§ **Brief**
For each line that holds "Cases", copy the line out.

──────── Dataset records ────────

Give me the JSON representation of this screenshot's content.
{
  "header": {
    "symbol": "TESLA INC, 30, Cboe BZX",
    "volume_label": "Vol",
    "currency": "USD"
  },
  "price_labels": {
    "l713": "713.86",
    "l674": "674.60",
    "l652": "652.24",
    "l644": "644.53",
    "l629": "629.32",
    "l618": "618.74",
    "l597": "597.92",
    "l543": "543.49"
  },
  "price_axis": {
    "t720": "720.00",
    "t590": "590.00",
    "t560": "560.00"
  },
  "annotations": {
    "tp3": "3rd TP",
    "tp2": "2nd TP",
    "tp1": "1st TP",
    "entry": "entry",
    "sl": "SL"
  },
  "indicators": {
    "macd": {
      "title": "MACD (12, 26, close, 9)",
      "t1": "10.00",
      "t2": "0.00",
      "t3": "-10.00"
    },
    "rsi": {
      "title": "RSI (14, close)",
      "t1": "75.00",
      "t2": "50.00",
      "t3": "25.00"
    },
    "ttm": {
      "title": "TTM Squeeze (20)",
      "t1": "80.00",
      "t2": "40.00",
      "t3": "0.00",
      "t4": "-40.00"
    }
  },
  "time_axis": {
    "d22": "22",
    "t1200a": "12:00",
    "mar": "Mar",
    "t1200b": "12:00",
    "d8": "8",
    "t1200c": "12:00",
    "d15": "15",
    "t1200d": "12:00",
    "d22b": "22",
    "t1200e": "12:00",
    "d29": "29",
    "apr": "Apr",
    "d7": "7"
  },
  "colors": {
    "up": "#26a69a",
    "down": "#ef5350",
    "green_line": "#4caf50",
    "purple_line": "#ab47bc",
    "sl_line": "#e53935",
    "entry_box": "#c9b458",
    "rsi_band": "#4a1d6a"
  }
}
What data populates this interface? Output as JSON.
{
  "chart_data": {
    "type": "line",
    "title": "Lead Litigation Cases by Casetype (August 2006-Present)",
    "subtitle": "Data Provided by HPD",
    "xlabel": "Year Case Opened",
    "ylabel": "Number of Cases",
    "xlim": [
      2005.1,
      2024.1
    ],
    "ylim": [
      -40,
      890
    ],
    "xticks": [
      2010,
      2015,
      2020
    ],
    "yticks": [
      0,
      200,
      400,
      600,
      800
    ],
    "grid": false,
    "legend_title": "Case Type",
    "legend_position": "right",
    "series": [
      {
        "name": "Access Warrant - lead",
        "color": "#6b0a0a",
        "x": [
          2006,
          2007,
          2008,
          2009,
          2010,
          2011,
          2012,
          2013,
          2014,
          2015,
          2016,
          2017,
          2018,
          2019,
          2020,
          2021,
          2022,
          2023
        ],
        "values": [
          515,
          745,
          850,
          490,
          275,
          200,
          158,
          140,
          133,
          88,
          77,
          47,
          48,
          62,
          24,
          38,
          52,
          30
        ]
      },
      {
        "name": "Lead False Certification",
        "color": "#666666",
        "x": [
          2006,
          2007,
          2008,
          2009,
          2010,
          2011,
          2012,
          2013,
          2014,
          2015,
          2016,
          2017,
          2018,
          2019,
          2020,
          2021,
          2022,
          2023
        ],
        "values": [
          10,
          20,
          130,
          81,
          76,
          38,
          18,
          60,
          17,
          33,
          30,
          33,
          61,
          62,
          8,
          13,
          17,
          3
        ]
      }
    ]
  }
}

────────
──────── Dataset records ────────

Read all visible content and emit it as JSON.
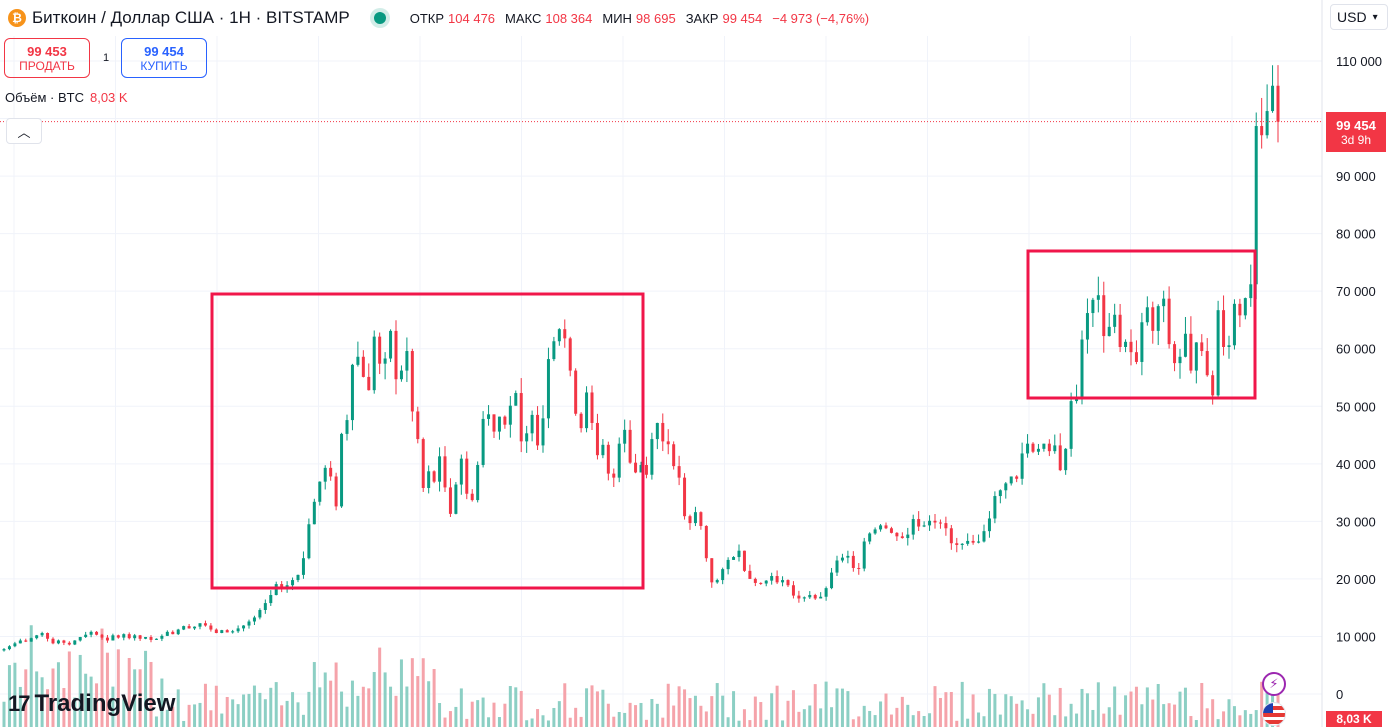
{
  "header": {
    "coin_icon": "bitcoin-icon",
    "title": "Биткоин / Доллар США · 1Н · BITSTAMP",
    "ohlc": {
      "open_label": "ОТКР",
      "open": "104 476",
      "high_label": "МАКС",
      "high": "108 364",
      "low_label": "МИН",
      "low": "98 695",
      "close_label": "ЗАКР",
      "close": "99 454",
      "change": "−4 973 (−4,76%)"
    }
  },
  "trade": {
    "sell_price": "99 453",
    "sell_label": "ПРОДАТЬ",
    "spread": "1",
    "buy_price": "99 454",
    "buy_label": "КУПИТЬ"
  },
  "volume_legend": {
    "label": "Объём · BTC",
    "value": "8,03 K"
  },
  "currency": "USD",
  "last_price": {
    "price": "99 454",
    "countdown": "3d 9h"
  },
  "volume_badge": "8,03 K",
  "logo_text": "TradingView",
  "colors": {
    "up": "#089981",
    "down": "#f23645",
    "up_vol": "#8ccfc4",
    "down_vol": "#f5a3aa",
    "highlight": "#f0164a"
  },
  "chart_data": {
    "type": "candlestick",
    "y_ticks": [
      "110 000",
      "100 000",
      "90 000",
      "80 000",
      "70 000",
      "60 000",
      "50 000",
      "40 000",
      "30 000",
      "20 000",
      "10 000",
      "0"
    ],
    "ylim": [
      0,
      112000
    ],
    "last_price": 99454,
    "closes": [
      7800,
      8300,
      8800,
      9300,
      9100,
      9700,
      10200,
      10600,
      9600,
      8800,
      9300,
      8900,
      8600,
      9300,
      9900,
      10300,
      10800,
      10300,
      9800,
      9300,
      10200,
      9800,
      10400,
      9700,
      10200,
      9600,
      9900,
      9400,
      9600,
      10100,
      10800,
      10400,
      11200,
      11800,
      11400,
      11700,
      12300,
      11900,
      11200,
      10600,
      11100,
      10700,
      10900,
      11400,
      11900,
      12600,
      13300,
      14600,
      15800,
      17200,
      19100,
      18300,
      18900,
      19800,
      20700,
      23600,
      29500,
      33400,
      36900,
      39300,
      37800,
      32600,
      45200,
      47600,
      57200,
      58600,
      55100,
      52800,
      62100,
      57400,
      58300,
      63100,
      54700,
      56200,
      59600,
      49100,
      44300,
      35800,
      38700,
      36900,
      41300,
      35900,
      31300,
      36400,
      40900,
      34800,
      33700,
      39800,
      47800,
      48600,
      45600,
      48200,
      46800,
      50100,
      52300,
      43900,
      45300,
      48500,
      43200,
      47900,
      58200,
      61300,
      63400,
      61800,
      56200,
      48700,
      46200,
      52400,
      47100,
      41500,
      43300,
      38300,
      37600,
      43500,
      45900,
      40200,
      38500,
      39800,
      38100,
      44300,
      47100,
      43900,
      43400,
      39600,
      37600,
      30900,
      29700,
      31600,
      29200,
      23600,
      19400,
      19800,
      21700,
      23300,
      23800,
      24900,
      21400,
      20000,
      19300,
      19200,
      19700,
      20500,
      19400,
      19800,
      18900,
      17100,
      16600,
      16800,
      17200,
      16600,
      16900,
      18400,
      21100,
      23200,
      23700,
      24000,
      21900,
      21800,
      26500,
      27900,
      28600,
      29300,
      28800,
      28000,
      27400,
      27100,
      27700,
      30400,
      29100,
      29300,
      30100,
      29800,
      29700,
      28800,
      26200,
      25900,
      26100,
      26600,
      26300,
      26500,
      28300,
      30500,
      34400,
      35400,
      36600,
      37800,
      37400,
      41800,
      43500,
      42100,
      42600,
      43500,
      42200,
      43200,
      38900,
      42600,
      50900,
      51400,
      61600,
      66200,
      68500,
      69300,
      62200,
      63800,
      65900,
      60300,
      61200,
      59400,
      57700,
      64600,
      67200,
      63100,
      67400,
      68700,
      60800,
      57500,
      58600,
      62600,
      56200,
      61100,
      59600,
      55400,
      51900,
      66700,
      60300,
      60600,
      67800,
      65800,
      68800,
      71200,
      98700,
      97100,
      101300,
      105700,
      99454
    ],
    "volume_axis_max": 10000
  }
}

────────

§ **Result for this task**
    "title": "Lead Litigation Cases by Casetype (August 2006-Present)",
    "ylabel": "Number of Cases",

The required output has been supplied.